▶ PROVIDED ENTRIES

------------------------------------

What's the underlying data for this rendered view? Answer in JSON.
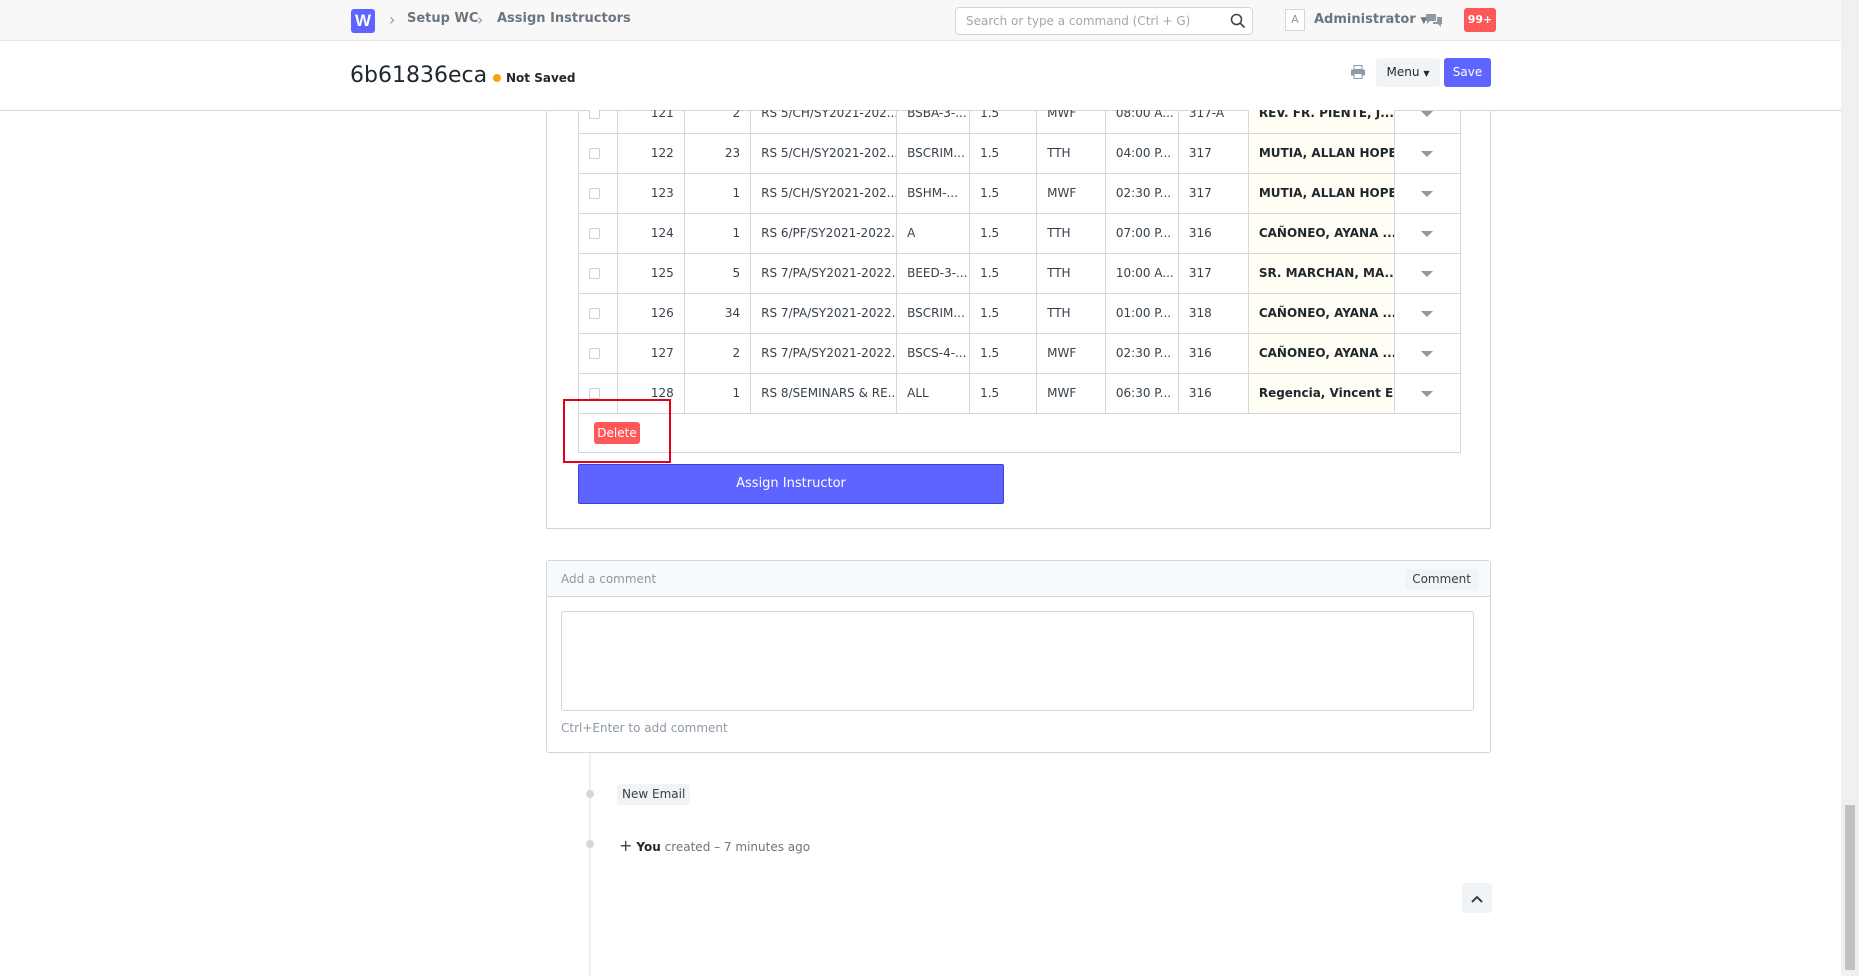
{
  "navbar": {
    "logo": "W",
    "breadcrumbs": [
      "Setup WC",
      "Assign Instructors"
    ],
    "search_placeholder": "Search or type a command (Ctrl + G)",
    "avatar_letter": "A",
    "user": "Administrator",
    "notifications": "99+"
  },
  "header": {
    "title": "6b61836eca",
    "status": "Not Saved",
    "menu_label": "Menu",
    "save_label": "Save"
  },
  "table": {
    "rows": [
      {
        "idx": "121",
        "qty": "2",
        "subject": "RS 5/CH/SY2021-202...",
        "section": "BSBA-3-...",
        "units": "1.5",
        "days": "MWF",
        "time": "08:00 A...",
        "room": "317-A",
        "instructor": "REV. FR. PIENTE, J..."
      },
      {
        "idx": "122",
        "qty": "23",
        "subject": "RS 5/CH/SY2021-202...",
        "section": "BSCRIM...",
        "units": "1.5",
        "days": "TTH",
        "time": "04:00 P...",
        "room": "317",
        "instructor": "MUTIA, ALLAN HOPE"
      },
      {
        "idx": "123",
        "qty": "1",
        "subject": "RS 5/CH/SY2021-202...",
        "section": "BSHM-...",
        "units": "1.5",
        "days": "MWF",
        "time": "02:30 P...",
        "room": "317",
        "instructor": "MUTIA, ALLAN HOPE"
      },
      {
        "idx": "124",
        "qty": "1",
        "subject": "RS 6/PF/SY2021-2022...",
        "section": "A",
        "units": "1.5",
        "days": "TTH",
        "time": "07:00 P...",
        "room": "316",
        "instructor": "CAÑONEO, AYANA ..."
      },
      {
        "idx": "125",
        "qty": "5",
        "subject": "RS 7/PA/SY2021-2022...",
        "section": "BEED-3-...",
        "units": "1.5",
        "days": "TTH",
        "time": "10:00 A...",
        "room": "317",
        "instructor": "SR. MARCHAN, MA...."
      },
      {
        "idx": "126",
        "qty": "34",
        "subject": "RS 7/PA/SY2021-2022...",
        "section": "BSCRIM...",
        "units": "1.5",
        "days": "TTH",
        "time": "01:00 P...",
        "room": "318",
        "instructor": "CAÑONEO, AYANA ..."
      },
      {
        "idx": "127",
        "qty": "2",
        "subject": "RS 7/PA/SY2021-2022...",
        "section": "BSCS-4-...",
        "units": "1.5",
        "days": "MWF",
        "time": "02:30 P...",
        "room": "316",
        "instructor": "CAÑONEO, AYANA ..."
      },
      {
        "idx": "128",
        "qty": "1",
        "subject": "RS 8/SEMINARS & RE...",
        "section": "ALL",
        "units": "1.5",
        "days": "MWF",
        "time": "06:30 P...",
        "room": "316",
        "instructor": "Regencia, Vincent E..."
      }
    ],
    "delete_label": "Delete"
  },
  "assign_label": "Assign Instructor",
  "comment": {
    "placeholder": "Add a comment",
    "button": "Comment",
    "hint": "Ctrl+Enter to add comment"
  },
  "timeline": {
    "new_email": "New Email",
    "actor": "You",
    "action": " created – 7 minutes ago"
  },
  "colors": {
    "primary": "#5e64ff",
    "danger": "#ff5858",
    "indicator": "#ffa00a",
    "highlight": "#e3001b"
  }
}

------------------------------------

▶ WORK TO DO
Each line with the string "Ctrl" in it needs to be found and copied.

▶ COMPLETE OUTPUT
    "search_placeholder": "Search or type a command (Ctrl + G)",
    "hint": "Ctrl+Enter to add comment"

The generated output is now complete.